Select all lines holding the word "TENZIDY" from the entries that follow.

→ Dataset listings of figures
□ □ □ □

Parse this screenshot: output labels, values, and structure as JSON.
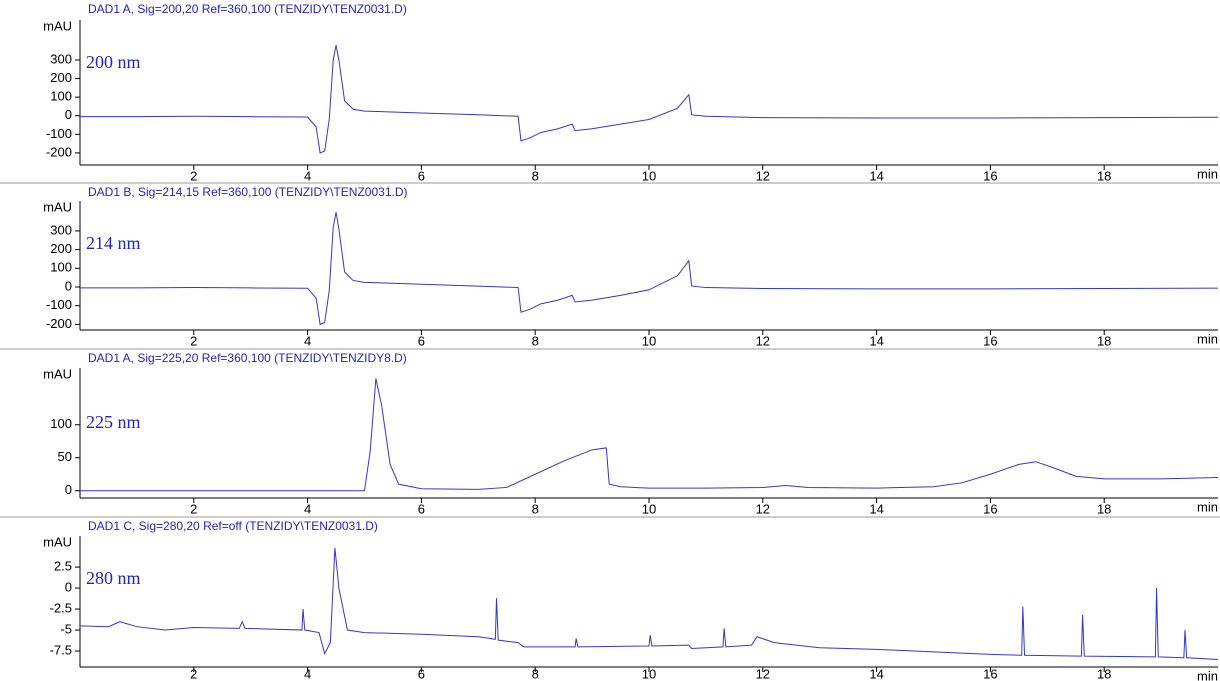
{
  "chart_data": [
    {
      "type": "line",
      "title": "DAD1 A, Sig=200,20 Ref=360,100 (TENZIDY\\TENZ0031.D)",
      "annotation": "200 nm",
      "y_label": "mAU",
      "x_label": "min",
      "x": [
        0,
        1,
        2,
        3,
        4,
        4.15,
        4.22,
        4.3,
        4.38,
        4.45,
        4.5,
        4.55,
        4.65,
        4.8,
        5,
        6,
        7,
        7.7,
        7.75,
        7.9,
        8.1,
        8.4,
        8.65,
        8.7,
        9,
        9.5,
        10,
        10.5,
        10.7,
        10.75,
        11,
        12,
        14,
        16,
        18,
        20
      ],
      "series": [
        {
          "color": "#3535d0",
          "values": [
            -5,
            -5,
            -3,
            -5,
            -7,
            -60,
            -200,
            -190,
            -20,
            300,
            380,
            300,
            80,
            35,
            25,
            15,
            5,
            -3,
            -135,
            -120,
            -90,
            -70,
            -45,
            -80,
            -70,
            -45,
            -20,
            40,
            113,
            5,
            -3,
            -10,
            -12,
            -12,
            -10,
            -8
          ]
        }
      ],
      "xlim": [
        0,
        20
      ],
      "xticks": [
        2,
        4,
        6,
        8,
        10,
        12,
        14,
        16,
        18
      ],
      "ylim": [
        -265,
        515
      ],
      "yticks": [
        -200,
        -100,
        0,
        100,
        200,
        300
      ]
    },
    {
      "type": "line",
      "title": "DAD1 B, Sig=214,15 Ref=360,100 (TENZIDY\\TENZ0031.D)",
      "annotation": "214 nm",
      "y_label": "mAU",
      "x_label": "min",
      "x": [
        0,
        1,
        2,
        3,
        4,
        4.15,
        4.22,
        4.3,
        4.38,
        4.45,
        4.5,
        4.55,
        4.65,
        4.8,
        5,
        6,
        7,
        7.7,
        7.75,
        7.9,
        8.1,
        8.4,
        8.65,
        8.7,
        9,
        9.5,
        10,
        10.5,
        10.7,
        10.75,
        11,
        12,
        14,
        16,
        18,
        20
      ],
      "series": [
        {
          "color": "#3535d0",
          "values": [
            -5,
            -5,
            -3,
            -5,
            -7,
            -60,
            -200,
            -190,
            -20,
            320,
            400,
            310,
            80,
            35,
            25,
            15,
            5,
            -3,
            -135,
            -120,
            -90,
            -70,
            -45,
            -80,
            -70,
            -45,
            -15,
            60,
            140,
            5,
            -3,
            -8,
            -10,
            -10,
            -8,
            -6
          ]
        }
      ],
      "xlim": [
        0,
        20
      ],
      "xticks": [
        2,
        4,
        6,
        8,
        10,
        12,
        14,
        16,
        18
      ],
      "ylim": [
        -230,
        460
      ],
      "yticks": [
        -200,
        -100,
        0,
        100,
        200,
        300
      ]
    },
    {
      "type": "line",
      "title": "DAD1 A, Sig=225,20 Ref=360,100 (TENZIDY\\TENZIDY8.D)",
      "annotation": "225 nm",
      "y_label": "mAU",
      "x_label": "min",
      "x": [
        0,
        4,
        5,
        5.1,
        5.2,
        5.3,
        5.45,
        5.6,
        6,
        7,
        7.5,
        8,
        8.5,
        9,
        9.25,
        9.3,
        9.5,
        10,
        11,
        12,
        12.4,
        12.8,
        14,
        15,
        15.5,
        16,
        16.5,
        16.8,
        17.1,
        17.5,
        18,
        19,
        20
      ],
      "series": [
        {
          "color": "#3535d0",
          "values": [
            0,
            0,
            0,
            60,
            170,
            130,
            40,
            10,
            3,
            2,
            5,
            25,
            45,
            62,
            65,
            10,
            6,
            4,
            4,
            5,
            8,
            5,
            4,
            6,
            12,
            25,
            40,
            44,
            35,
            22,
            18,
            18,
            20
          ]
        }
      ],
      "xlim": [
        0,
        20
      ],
      "xticks": [
        2,
        4,
        6,
        8,
        10,
        12,
        14,
        16,
        18
      ],
      "ylim": [
        -11,
        186
      ],
      "yticks": [
        0,
        50,
        100
      ]
    },
    {
      "type": "line",
      "title": "DAD1 C, Sig=280,20 Ref=off (TENZIDY\\TENZ0031.D)",
      "annotation": "280 nm",
      "y_label": "mAU",
      "x_label": "min",
      "x": [
        0,
        0.5,
        0.7,
        1,
        1.5,
        2,
        2.8,
        2.85,
        2.9,
        3.9,
        3.92,
        3.95,
        4.2,
        4.3,
        4.4,
        4.48,
        4.55,
        4.7,
        5,
        6,
        7,
        7.3,
        7.32,
        7.35,
        7.7,
        7.8,
        8.7,
        8.72,
        8.75,
        10,
        10.02,
        10.05,
        10.7,
        10.75,
        11.3,
        11.32,
        11.35,
        11.8,
        11.9,
        12.2,
        13,
        14,
        15,
        16,
        16.55,
        16.57,
        16.6,
        17.6,
        17.62,
        17.65,
        18.9,
        18.92,
        18.95,
        19.4,
        19.42,
        19.45,
        20
      ],
      "series": [
        {
          "color": "#3535d0",
          "values": [
            -4.5,
            -4.6,
            -4.0,
            -4.6,
            -5.0,
            -4.7,
            -4.8,
            -4.0,
            -4.8,
            -5.0,
            -2.5,
            -5.0,
            -5.3,
            -7.8,
            -6.5,
            4.8,
            0,
            -5,
            -5.3,
            -5.5,
            -5.8,
            -6.1,
            -1.2,
            -6.2,
            -6.5,
            -7.0,
            -7.0,
            -6.0,
            -7.0,
            -6.9,
            -5.6,
            -6.9,
            -6.8,
            -7.2,
            -7.0,
            -4.8,
            -7.0,
            -6.8,
            -5.8,
            -6.5,
            -7.1,
            -7.3,
            -7.6,
            -7.9,
            -8.0,
            -2.2,
            -8.0,
            -8.1,
            -3.2,
            -8.1,
            -8.2,
            0,
            -8.2,
            -8.3,
            -5.0,
            -8.3,
            -8.5
          ]
        }
      ],
      "xlim": [
        0,
        20
      ],
      "xticks": [
        2,
        4,
        6,
        8,
        10,
        12,
        14,
        16,
        18
      ],
      "ylim": [
        -9.4,
        6.2
      ],
      "yticks": [
        -7.5,
        -5,
        -2.5,
        0,
        2.5
      ]
    }
  ]
}
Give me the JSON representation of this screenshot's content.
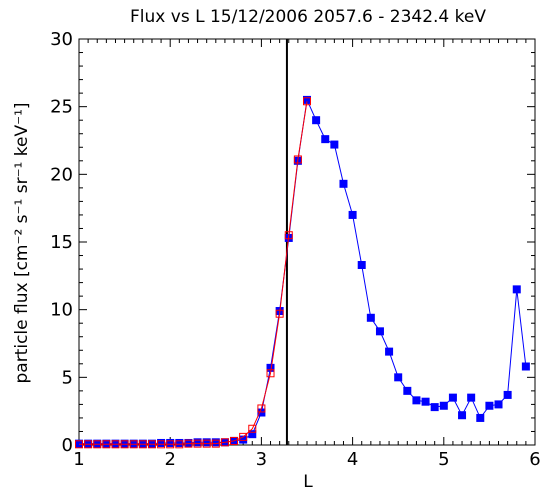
{
  "chart_data": {
    "type": "line",
    "title": "Flux vs L 15/12/2006 2057.6 - 2342.4 keV",
    "xlabel": "L",
    "ylabel": "particle flux [cm⁻² s⁻¹ sr⁻¹ keV⁻¹]",
    "xlim": [
      1,
      6
    ],
    "ylim": [
      0,
      30
    ],
    "xticks": [
      1,
      2,
      3,
      4,
      5,
      6
    ],
    "yticks": [
      0,
      5,
      10,
      15,
      20,
      25,
      30
    ],
    "grid": false,
    "vline_x": 3.28,
    "series": [
      {
        "color": "#0000ff",
        "marker": "filled-square",
        "x": [
          1.0,
          1.1,
          1.2,
          1.3,
          1.4,
          1.5,
          1.6,
          1.7,
          1.8,
          1.9,
          2.0,
          2.1,
          2.2,
          2.3,
          2.4,
          2.5,
          2.6,
          2.7,
          2.8,
          2.9,
          3.0,
          3.1,
          3.2,
          3.3,
          3.4,
          3.5,
          3.6,
          3.7,
          3.8,
          3.9,
          4.0,
          4.1,
          4.2,
          4.3,
          4.4,
          4.5,
          4.6,
          4.7,
          4.8,
          4.9,
          5.0,
          5.1,
          5.2,
          5.3,
          5.4,
          5.5,
          5.6,
          5.7,
          5.8,
          5.9
        ],
        "y": [
          0.1,
          0.1,
          0.1,
          0.1,
          0.1,
          0.1,
          0.1,
          0.1,
          0.1,
          0.15,
          0.15,
          0.15,
          0.15,
          0.2,
          0.2,
          0.2,
          0.2,
          0.3,
          0.4,
          0.8,
          2.4,
          5.7,
          9.9,
          15.3,
          21.0,
          25.5,
          24.0,
          22.6,
          22.2,
          19.3,
          17.0,
          13.3,
          9.4,
          8.4,
          6.9,
          5.0,
          4.0,
          3.3,
          3.2,
          2.8,
          2.9,
          3.5,
          2.2,
          3.5,
          2.0,
          2.9,
          3.0,
          3.7,
          11.5,
          5.8
        ]
      },
      {
        "color": "#ff0000",
        "marker": "open-square",
        "x": [
          1.0,
          1.1,
          1.2,
          1.3,
          1.4,
          1.5,
          1.6,
          1.7,
          1.8,
          1.9,
          2.0,
          2.1,
          2.2,
          2.3,
          2.4,
          2.5,
          2.6,
          2.7,
          2.8,
          2.9,
          3.0,
          3.1,
          3.2,
          3.3,
          3.4,
          3.5
        ],
        "y": [
          0.05,
          0.05,
          0.05,
          0.05,
          0.05,
          0.05,
          0.05,
          0.05,
          0.05,
          0.05,
          0.05,
          0.05,
          0.1,
          0.1,
          0.1,
          0.1,
          0.2,
          0.3,
          0.6,
          1.2,
          2.7,
          5.3,
          9.7,
          15.5,
          21.1,
          25.4
        ]
      }
    ]
  }
}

□ □ □ □

→ Answer to the exercise
      "title": "DAD1 A, Sig=200,20 Ref=360,100 (TENZIDY\\TENZ0031.D)",
      "title": "DAD1 B, Sig=214,15 Ref=360,100 (TENZIDY\\TENZ0031.D)",
      "title": "DAD1 A, Sig=225,20 Ref=360,100 (TENZIDY\\TENZIDY8.D)",
      "title": "DAD1 C, Sig=280,20 Ref=off (TENZIDY\\TENZ0031.D)",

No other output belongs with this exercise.